SELECTED EXCERPT
====

Also please respond to JC:

Of course I know about the circle, I just find it very difficult to see. It's not enough visual indication of where you are, to me. When you dash around, that's fine. When you're jumping or attacking things become very visually indistinct. And sure, I'll respond to Viewtiful, he did take the time to read my post after all.

Big post, but not a lot of content, sadly

Considering your entire post boils down to 'play better' I could really say the same to you.

I mean right off the bat, this is just...wrong. Like, I don't mean to be rude here, but this is flat-out incorrect. Its actually quite plausible to see where your leader is and know where your position is. That's why there's a glowing circle underneath, that's why the weapon of your choice is always over his head, that's why when you're running you're always at the front and the crowd funnels away from you. Even when jumping in chaotic scenes, the bright circle under your leader will tell you where he's gonna land.

We simply disagree on this. I don't think the game does enough to help you visually position your character in 3D space. You're tiny, so you need visual cues to show where you are. When you have a big weapon out it tends to be obvious. When you're just moving around dodging attacks or jumping then it's a problem. If we disagree, we disagree. This is the part that most bothers me about the game, I can't just handwave it.

====

BRIEF 1
Retype the stretch of the forum exchange from "Of course I" through "same to you.".
BRIEF 2
In the forum exchange, list each indicator that the sentence beginning "That's why there's a glowing circle underneath" names as showing where the leader is.

SOURCE MATERIAL
====

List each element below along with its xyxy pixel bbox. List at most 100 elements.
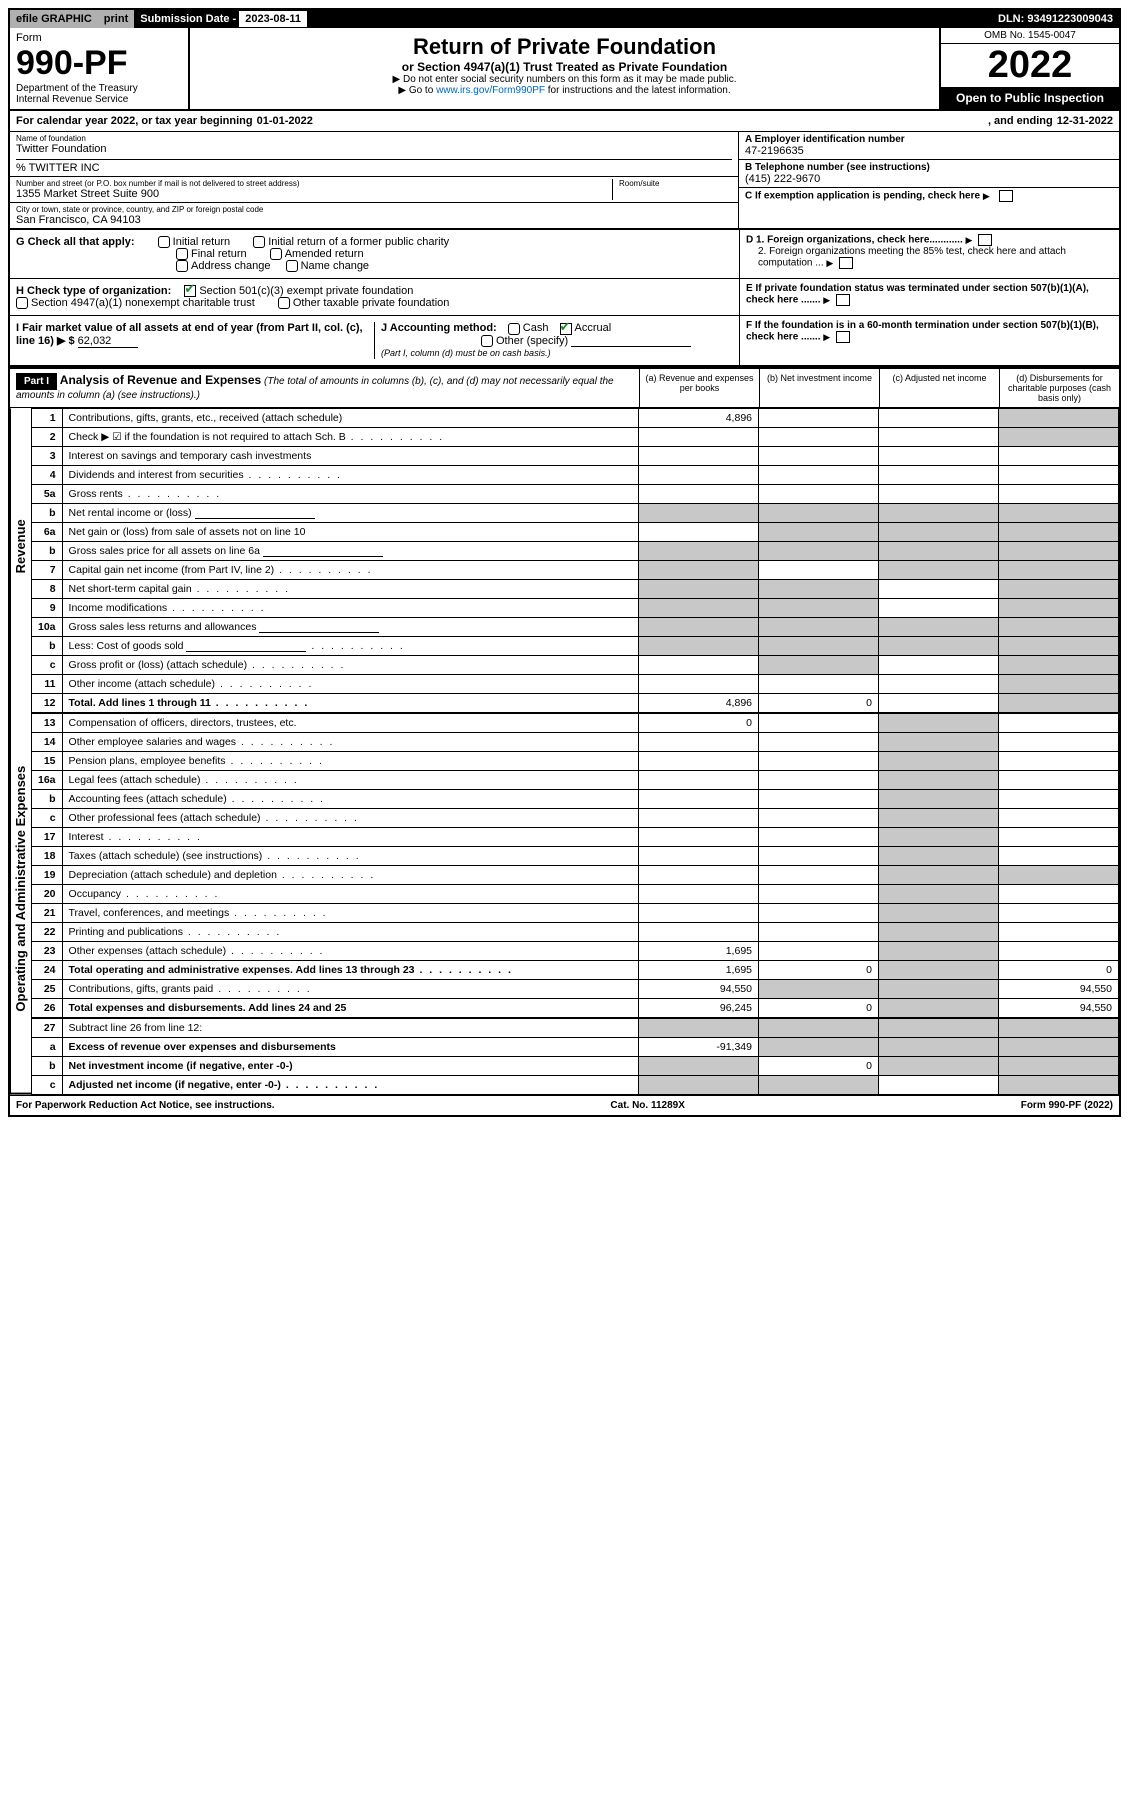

====

EXERCISE OUTPUT 1
Of course I know about the circle, I just find it very difficult to see. It's not enough visual indication of where you are, to me. When you dash around, that's fine. When you're jumping or attacking things become very visually indistinct. And sure, I'll respond to Viewtiful, he did take the time to read my post after all.

Big post, but not a lot of content, sadly

Considering your entire post boils down to 'play better' I could really say the same to you.

EXERCISE OUTPUT 2
- a glowing circle underneath
- the weapon of your choice is always over his head
- when you're running you're always at the front and the crowd funnels away from you